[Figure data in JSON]
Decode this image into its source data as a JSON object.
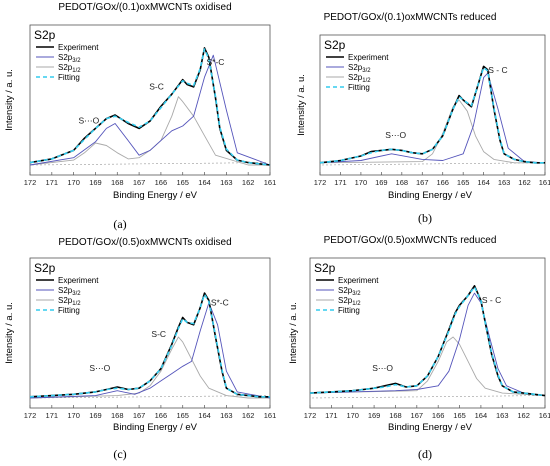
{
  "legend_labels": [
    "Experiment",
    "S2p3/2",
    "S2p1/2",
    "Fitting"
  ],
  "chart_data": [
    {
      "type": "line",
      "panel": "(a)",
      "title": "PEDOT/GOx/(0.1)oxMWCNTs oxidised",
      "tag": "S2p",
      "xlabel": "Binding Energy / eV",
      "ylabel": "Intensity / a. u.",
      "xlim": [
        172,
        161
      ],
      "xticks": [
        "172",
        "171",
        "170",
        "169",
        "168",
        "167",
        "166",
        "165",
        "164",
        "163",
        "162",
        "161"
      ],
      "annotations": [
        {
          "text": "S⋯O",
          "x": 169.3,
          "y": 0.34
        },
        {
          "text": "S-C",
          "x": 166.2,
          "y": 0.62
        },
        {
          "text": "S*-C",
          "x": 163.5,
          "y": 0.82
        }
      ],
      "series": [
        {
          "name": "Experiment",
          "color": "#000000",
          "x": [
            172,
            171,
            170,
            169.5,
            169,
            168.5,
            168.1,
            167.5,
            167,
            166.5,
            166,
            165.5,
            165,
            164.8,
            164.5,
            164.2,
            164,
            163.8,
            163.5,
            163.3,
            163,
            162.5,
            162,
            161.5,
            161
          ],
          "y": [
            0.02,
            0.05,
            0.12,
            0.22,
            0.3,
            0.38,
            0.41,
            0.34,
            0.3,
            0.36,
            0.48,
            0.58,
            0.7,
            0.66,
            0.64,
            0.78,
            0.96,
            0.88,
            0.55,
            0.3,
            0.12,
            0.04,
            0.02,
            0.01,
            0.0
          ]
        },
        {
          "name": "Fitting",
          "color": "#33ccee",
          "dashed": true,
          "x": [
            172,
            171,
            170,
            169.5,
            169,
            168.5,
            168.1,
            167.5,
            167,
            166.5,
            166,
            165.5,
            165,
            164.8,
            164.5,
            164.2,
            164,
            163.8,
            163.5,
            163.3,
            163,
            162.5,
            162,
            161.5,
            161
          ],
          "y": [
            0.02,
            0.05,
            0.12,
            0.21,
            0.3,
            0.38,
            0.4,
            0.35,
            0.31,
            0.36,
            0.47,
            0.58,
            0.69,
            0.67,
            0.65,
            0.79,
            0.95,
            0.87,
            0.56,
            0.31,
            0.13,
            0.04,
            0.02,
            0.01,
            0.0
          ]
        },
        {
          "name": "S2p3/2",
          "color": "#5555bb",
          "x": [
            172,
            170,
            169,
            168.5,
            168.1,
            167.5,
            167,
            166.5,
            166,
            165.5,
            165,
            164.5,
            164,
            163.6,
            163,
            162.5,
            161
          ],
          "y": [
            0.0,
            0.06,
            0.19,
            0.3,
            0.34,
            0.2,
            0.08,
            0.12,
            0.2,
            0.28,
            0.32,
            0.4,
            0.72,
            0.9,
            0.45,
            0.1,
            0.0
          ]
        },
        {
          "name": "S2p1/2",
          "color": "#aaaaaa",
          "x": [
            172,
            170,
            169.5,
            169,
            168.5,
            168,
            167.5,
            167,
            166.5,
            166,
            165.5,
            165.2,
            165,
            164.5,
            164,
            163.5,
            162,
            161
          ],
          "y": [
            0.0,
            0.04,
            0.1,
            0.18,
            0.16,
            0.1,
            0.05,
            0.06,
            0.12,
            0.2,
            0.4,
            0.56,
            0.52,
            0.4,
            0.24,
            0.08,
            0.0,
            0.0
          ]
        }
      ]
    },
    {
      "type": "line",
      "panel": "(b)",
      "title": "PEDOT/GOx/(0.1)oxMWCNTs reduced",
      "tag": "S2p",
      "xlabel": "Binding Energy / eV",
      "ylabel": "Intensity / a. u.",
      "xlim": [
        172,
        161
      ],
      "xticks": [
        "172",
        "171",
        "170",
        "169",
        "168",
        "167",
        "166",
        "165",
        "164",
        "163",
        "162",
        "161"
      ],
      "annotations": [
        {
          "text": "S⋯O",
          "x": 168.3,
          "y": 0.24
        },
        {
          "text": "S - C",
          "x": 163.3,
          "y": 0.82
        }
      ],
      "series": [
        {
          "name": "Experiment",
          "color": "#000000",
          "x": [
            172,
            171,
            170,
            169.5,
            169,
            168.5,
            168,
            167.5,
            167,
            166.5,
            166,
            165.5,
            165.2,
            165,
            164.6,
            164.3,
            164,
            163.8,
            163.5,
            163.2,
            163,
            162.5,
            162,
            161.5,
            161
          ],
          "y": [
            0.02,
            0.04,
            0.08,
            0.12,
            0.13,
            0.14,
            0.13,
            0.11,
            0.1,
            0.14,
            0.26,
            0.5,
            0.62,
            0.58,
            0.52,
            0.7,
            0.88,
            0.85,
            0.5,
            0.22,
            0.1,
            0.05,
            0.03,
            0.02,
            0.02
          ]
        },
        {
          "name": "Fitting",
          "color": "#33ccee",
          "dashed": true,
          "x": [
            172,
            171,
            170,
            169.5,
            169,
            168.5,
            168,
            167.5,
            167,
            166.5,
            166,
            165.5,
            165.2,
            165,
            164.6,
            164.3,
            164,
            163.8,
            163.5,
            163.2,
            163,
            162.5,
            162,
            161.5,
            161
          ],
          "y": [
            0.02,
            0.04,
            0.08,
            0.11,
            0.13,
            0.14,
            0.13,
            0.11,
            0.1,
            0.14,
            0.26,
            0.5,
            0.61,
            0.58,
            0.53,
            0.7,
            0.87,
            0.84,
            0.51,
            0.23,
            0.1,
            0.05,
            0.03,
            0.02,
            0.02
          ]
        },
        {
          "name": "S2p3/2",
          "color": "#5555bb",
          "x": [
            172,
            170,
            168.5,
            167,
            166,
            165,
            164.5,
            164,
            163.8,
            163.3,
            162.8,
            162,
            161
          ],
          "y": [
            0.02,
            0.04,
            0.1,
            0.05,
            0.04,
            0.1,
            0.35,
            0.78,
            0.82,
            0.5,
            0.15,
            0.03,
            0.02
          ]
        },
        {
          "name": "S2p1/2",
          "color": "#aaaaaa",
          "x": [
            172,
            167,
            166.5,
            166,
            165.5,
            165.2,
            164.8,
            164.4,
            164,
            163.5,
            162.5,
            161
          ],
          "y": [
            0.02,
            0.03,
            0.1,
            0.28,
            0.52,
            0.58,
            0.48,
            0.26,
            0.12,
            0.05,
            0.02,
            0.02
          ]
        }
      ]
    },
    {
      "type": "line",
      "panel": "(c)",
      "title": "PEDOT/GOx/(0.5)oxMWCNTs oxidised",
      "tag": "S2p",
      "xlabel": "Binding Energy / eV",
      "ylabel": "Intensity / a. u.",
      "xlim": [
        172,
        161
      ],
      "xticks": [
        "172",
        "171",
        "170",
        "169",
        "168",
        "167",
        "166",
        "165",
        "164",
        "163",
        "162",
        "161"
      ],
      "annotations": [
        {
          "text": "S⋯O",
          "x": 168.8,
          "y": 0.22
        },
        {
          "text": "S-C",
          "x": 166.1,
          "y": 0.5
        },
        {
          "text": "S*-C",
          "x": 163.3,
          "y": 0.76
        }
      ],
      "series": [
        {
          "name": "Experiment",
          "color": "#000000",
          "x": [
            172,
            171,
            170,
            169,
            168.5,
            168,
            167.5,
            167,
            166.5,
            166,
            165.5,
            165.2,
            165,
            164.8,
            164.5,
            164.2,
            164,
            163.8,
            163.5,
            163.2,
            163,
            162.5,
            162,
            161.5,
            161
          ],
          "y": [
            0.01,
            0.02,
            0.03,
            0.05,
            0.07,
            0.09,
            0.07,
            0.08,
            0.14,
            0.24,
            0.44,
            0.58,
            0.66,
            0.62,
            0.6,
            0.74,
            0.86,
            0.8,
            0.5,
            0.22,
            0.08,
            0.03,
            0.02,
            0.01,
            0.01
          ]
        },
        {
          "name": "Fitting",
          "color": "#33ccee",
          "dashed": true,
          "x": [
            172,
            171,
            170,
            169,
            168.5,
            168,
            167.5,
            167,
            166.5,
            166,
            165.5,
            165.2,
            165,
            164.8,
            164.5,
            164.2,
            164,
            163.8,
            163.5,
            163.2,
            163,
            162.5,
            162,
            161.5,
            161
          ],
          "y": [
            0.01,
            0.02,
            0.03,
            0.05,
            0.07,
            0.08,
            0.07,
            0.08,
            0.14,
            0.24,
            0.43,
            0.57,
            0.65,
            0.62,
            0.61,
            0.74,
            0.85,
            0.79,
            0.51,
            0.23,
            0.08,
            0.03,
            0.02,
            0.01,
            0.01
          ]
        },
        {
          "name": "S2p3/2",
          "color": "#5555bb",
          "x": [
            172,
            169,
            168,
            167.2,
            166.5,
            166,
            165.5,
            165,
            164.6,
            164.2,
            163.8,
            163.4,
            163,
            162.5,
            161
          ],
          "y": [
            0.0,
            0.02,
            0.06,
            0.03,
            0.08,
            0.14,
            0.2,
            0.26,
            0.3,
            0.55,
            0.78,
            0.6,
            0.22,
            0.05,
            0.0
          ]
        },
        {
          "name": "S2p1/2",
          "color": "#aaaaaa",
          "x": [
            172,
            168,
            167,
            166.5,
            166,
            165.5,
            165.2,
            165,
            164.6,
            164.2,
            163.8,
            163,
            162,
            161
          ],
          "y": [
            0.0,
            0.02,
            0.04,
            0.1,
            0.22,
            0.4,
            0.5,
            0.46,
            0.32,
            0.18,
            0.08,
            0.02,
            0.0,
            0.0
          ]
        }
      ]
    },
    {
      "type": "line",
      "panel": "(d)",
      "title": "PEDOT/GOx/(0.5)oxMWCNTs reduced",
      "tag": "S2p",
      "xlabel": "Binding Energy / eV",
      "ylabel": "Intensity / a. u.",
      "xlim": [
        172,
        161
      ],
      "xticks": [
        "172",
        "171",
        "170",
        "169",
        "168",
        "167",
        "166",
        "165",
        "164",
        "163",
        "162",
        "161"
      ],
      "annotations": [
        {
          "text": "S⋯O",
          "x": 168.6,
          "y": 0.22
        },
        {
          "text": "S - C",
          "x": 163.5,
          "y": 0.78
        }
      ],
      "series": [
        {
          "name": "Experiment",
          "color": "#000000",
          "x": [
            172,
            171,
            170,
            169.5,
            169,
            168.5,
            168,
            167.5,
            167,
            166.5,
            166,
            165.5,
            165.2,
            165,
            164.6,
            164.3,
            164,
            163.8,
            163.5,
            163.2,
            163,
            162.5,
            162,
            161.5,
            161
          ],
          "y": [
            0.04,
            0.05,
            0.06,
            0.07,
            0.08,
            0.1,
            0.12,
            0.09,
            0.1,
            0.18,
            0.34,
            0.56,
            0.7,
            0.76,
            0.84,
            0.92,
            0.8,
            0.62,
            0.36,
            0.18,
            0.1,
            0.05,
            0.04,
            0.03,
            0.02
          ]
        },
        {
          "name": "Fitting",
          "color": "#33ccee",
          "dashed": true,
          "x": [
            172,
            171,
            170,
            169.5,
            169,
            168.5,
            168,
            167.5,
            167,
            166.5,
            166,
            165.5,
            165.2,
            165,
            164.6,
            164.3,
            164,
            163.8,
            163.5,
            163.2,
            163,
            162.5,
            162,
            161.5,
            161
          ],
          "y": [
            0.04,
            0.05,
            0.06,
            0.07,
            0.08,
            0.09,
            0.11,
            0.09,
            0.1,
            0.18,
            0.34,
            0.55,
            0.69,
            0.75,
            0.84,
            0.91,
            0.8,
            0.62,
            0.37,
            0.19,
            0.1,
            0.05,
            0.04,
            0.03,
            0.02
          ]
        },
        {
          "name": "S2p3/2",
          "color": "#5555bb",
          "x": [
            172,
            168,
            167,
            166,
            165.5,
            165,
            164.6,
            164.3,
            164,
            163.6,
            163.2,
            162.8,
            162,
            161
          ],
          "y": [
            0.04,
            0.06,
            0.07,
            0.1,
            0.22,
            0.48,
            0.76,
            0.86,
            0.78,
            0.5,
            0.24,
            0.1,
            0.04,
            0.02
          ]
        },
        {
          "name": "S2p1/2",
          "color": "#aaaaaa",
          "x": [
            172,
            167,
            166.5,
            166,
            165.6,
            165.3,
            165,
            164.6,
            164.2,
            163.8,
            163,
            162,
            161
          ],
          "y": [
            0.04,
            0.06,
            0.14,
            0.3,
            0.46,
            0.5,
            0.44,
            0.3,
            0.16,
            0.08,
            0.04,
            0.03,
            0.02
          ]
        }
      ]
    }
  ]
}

◆ GOAL OF THE EXERCISE
From the data above, count the lines where "PEDOT" occurs and give that figure and nothing else.

◆ RESULT FOR THIS EXERCISE
4